— START —
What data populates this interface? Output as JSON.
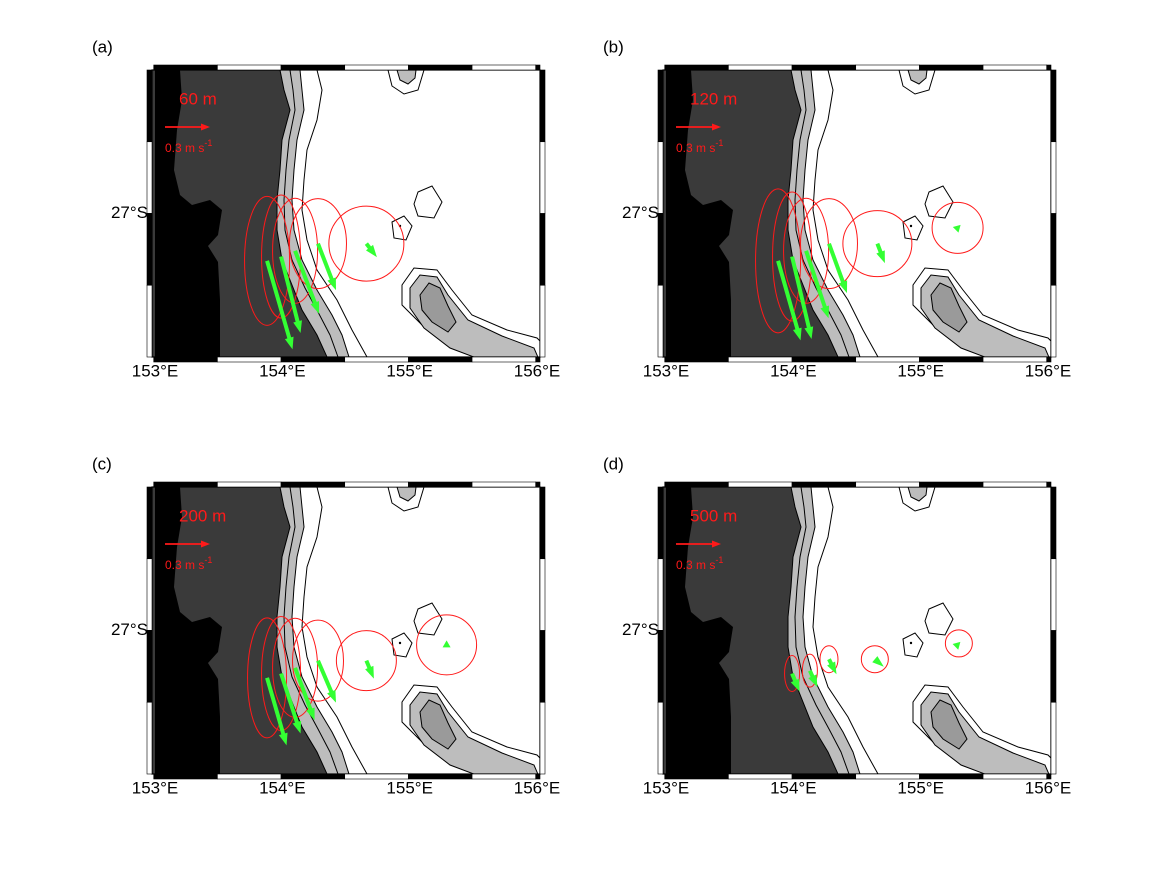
{
  "map": {
    "xlim": [
      153,
      156
    ],
    "ylim": [
      -28,
      -26
    ],
    "xticks": [
      {
        "value": 153,
        "label": "153°E"
      },
      {
        "value": 154,
        "label": "154°E"
      },
      {
        "value": 155,
        "label": "155°E"
      },
      {
        "value": 156,
        "label": "156°E"
      }
    ],
    "yticks": [
      {
        "value": -27,
        "label": "27°S"
      }
    ]
  },
  "scale": {
    "value": 0.3,
    "label": "0.3 m s",
    "exponent": "-1"
  },
  "panels": [
    {
      "label": "(a)",
      "depth": "60 m",
      "moorings": [
        {
          "lon": 153.88,
          "lat": -27.33,
          "u": 0.17,
          "v": -0.59,
          "ellipse_x": 0.15,
          "ellipse_y": 0.43
        },
        {
          "lon": 153.99,
          "lat": -27.3,
          "u": 0.13,
          "v": -0.51,
          "ellipse_x": 0.13,
          "ellipse_y": 0.41
        },
        {
          "lon": 154.1,
          "lat": -27.26,
          "u": 0.16,
          "v": -0.42,
          "ellipse_x": 0.15,
          "ellipse_y": 0.35
        },
        {
          "lon": 154.28,
          "lat": -27.21,
          "u": 0.12,
          "v": -0.31,
          "ellipse_x": 0.19,
          "ellipse_y": 0.3
        },
        {
          "lon": 154.66,
          "lat": -27.21,
          "u": 0.07,
          "v": -0.09,
          "ellipse_x": 0.25,
          "ellipse_y": 0.25
        }
      ]
    },
    {
      "label": "(b)",
      "depth": "120 m",
      "moorings": [
        {
          "lon": 153.88,
          "lat": -27.33,
          "u": 0.15,
          "v": -0.53,
          "ellipse_x": 0.15,
          "ellipse_y": 0.48
        },
        {
          "lon": 153.99,
          "lat": -27.3,
          "u": 0.13,
          "v": -0.55,
          "ellipse_x": 0.13,
          "ellipse_y": 0.43
        },
        {
          "lon": 154.1,
          "lat": -27.26,
          "u": 0.15,
          "v": -0.45,
          "ellipse_x": 0.15,
          "ellipse_y": 0.35
        },
        {
          "lon": 154.28,
          "lat": -27.21,
          "u": 0.12,
          "v": -0.33,
          "ellipse_x": 0.19,
          "ellipse_y": 0.3
        },
        {
          "lon": 154.66,
          "lat": -27.21,
          "u": 0.05,
          "v": -0.13,
          "ellipse_x": 0.23,
          "ellipse_y": 0.22
        },
        {
          "lon": 155.29,
          "lat": -27.1,
          "u": 0.02,
          "v": 0.02,
          "ellipse_x": 0.17,
          "ellipse_y": 0.17
        }
      ]
    },
    {
      "label": "(c)",
      "depth": "200 m",
      "moorings": [
        {
          "lon": 153.88,
          "lat": -27.33,
          "u": 0.13,
          "v": -0.45,
          "ellipse_x": 0.13,
          "ellipse_y": 0.4
        },
        {
          "lon": 153.99,
          "lat": -27.3,
          "u": 0.13,
          "v": -0.4,
          "ellipse_x": 0.13,
          "ellipse_y": 0.38
        },
        {
          "lon": 154.1,
          "lat": -27.26,
          "u": 0.13,
          "v": -0.35,
          "ellipse_x": 0.15,
          "ellipse_y": 0.33
        },
        {
          "lon": 154.28,
          "lat": -27.21,
          "u": 0.12,
          "v": -0.28,
          "ellipse_x": 0.17,
          "ellipse_y": 0.27
        },
        {
          "lon": 154.66,
          "lat": -27.21,
          "u": 0.05,
          "v": -0.12,
          "ellipse_x": 0.2,
          "ellipse_y": 0.2
        },
        {
          "lon": 155.29,
          "lat": -27.1,
          "u": 0.0,
          "v": 0.03,
          "ellipse_x": 0.2,
          "ellipse_y": 0.2
        }
      ]
    },
    {
      "label": "(d)",
      "depth": "500 m",
      "moorings": [
        {
          "lon": 153.99,
          "lat": -27.3,
          "u": 0.05,
          "v": -0.12,
          "ellipse_x": 0.05,
          "ellipse_y": 0.12
        },
        {
          "lon": 154.13,
          "lat": -27.28,
          "u": 0.05,
          "v": -0.11,
          "ellipse_x": 0.05,
          "ellipse_y": 0.11
        },
        {
          "lon": 154.28,
          "lat": -27.2,
          "u": 0.05,
          "v": -0.1,
          "ellipse_x": 0.06,
          "ellipse_y": 0.09
        },
        {
          "lon": 154.64,
          "lat": -27.2,
          "u": 0.06,
          "v": -0.05,
          "ellipse_x": 0.09,
          "ellipse_y": 0.09
        },
        {
          "lon": 155.3,
          "lat": -27.09,
          "u": 0.01,
          "v": 0.01,
          "ellipse_x": 0.09,
          "ellipse_y": 0.09
        }
      ]
    }
  ]
}
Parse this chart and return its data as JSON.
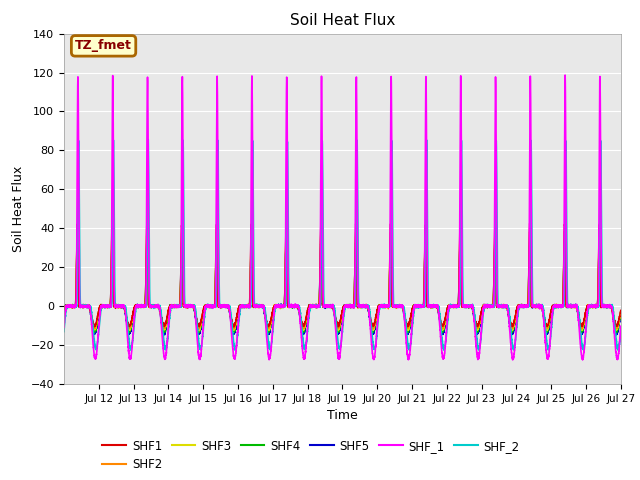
{
  "title": "Soil Heat Flux",
  "xlabel": "Time",
  "ylabel": "Soil Heat Flux",
  "xlim_days": [
    11.0,
    27.0
  ],
  "ylim": [
    -40,
    140
  ],
  "yticks": [
    -40,
    -20,
    0,
    20,
    40,
    60,
    80,
    100,
    120,
    140
  ],
  "xtick_labels": [
    "Jul 12",
    "Jul 13",
    "Jul 14",
    "Jul 15",
    "Jul 16",
    "Jul 17",
    "Jul 18",
    "Jul 19",
    "Jul 20",
    "Jul 21",
    "Jul 22",
    "Jul 23",
    "Jul 24",
    "Jul 25",
    "Jul 26",
    "Jul 27"
  ],
  "xtick_positions": [
    12,
    13,
    14,
    15,
    16,
    17,
    18,
    19,
    20,
    21,
    22,
    23,
    24,
    25,
    26,
    27
  ],
  "series": {
    "SHF1": {
      "color": "#dd0000",
      "lw": 1.0,
      "peak": 42,
      "trough": -10,
      "phase": 0.38
    },
    "SHF2": {
      "color": "#ff8800",
      "lw": 1.0,
      "peak": 38,
      "trough": -11,
      "phase": 0.38
    },
    "SHF3": {
      "color": "#dddd00",
      "lw": 1.0,
      "peak": 35,
      "trough": -12,
      "phase": 0.38
    },
    "SHF4": {
      "color": "#00bb00",
      "lw": 1.0,
      "peak": 33,
      "trough": -13,
      "phase": 0.38
    },
    "SHF5": {
      "color": "#0000cc",
      "lw": 1.2,
      "peak": 30,
      "trough": -14,
      "phase": 0.38
    },
    "SHF_1": {
      "color": "#ff00ff",
      "lw": 1.2,
      "peak": 118,
      "trough": -27,
      "phase": 0.4
    },
    "SHF_2": {
      "color": "#00cccc",
      "lw": 1.2,
      "peak": 85,
      "trough": -22,
      "phase": 0.42
    }
  },
  "bg_color": "#e8e8e8",
  "grid_color": "white",
  "annotation_text": "TZ_fmet",
  "annotation_bg": "#ffffcc",
  "annotation_border": "#aa6600",
  "start_day": 11.0,
  "end_day": 27.0
}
— END —
Copy each line of the entries that includes the word "Flux".

WRITTEN SOLUTION.
  "title": "Soil Heat Flux",
  "ylabel": "Soil Heat Flux",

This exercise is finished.